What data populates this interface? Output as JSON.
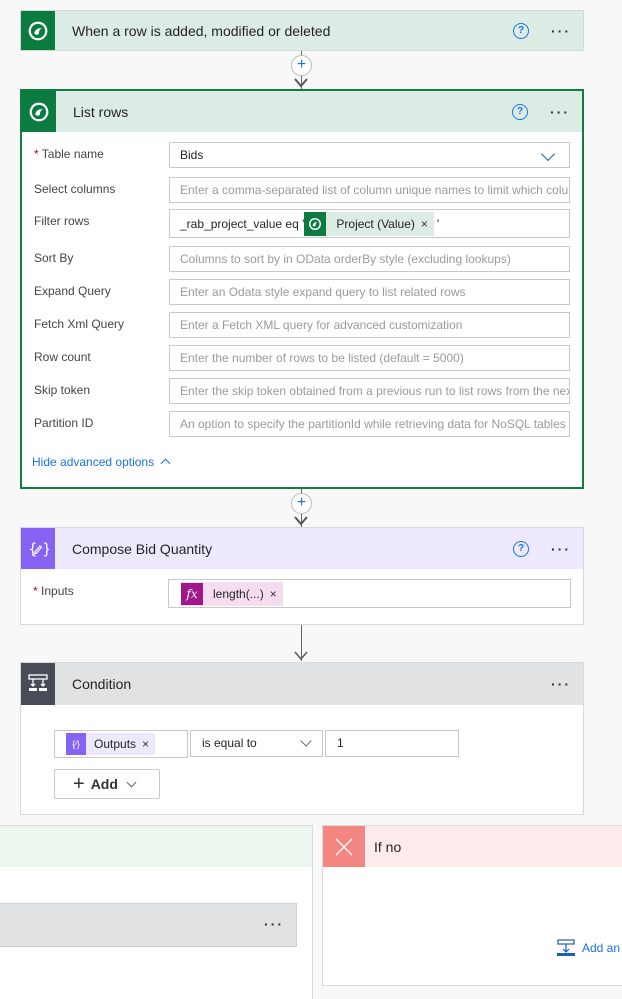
{
  "trigger": {
    "title": "When a row is added, modified or deleted",
    "icon": "dataverse-icon"
  },
  "list_rows": {
    "title": "List rows",
    "icon": "dataverse-icon",
    "fields": [
      {
        "label": "Table name",
        "required": true,
        "value": "Bids",
        "type": "dropdown"
      },
      {
        "label": "Select columns",
        "placeholder": "Enter a comma-separated list of column unique names to limit which columns"
      },
      {
        "label": "Filter rows",
        "prefix": "_rab_project_value eq '",
        "token": "Project (Value)",
        "suffix": "'"
      },
      {
        "label": "Sort By",
        "placeholder": "Columns to sort by in OData orderBy style (excluding lookups)"
      },
      {
        "label": "Expand Query",
        "placeholder": "Enter an Odata style expand query to list related rows"
      },
      {
        "label": "Fetch Xml Query",
        "placeholder": "Enter a Fetch XML query for advanced customization"
      },
      {
        "label": "Row count",
        "placeholder": "Enter the number of rows to be listed (default = 5000)"
      },
      {
        "label": "Skip token",
        "placeholder": "Enter the skip token obtained from a previous run to list rows from the next pa"
      },
      {
        "label": "Partition ID",
        "placeholder": "An option to specify the partitionId while retrieving data for NoSQL tables"
      }
    ],
    "hide_advanced": "Hide advanced options"
  },
  "compose": {
    "title": "Compose Bid Quantity",
    "icon": "compose-icon",
    "inputs_label": "Inputs",
    "inputs_token": "length(...)"
  },
  "condition": {
    "title": "Condition",
    "left_token": "Outputs",
    "operator": "is equal to",
    "right_value": "1",
    "add_label": "Add"
  },
  "branches": {
    "no_title": "If no",
    "add_action": "Add an action"
  },
  "colors": {
    "dataverse_green": "#0b7b40",
    "compose_purple": "#8763f3",
    "condition_dark": "#474c56",
    "no_red": "#f48682",
    "link_blue": "#1a73e8"
  }
}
***
▶ [Given exercise]: Reproduce the material word for word. Any pictures should be left out of the copy.

▶ [Exercise result]:
What data populates this interface? Output as JSON.
{
  "trigger": {
    "title": "When a row is added, modified or deleted",
    "icon": "dataverse-icon"
  },
  "list_rows": {
    "title": "List rows",
    "icon": "dataverse-icon",
    "fields": [
      {
        "label": "Table name",
        "required": true,
        "value": "Bids",
        "type": "dropdown"
      },
      {
        "label": "Select columns",
        "placeholder": "Enter a comma-separated list of column unique names to limit which columns"
      },
      {
        "label": "Filter rows",
        "prefix": "_rab_project_value eq '",
        "token": "Project (Value)",
        "suffix": "'"
      },
      {
        "label": "Sort By",
        "placeholder": "Columns to sort by in OData orderBy style (excluding lookups)"
      },
      {
        "label": "Expand Query",
        "placeholder": "Enter an Odata style expand query to list related rows"
      },
      {
        "label": "Fetch Xml Query",
        "placeholder": "Enter a Fetch XML query for advanced customization"
      },
      {
        "label": "Row count",
        "placeholder": "Enter the number of rows to be listed (default = 5000)"
      },
      {
        "label": "Skip token",
        "placeholder": "Enter the skip token obtained from a previous run to list rows from the next pa"
      },
      {
        "label": "Partition ID",
        "placeholder": "An option to specify the partitionId while retrieving data for NoSQL tables"
      }
    ],
    "hide_advanced": "Hide advanced options"
  },
  "compose": {
    "title": "Compose Bid Quantity",
    "icon": "compose-icon",
    "inputs_label": "Inputs",
    "inputs_token": "length(...)"
  },
  "condition": {
    "title": "Condition",
    "left_token": "Outputs",
    "operator": "is equal to",
    "right_value": "1",
    "add_label": "Add"
  },
  "branches": {
    "no_title": "If no",
    "add_action": "Add an action"
  },
  "colors": {
    "dataverse_green": "#0b7b40",
    "compose_purple": "#8763f3",
    "condition_dark": "#474c56",
    "no_red": "#f48682",
    "link_blue": "#1a73e8"
  }
}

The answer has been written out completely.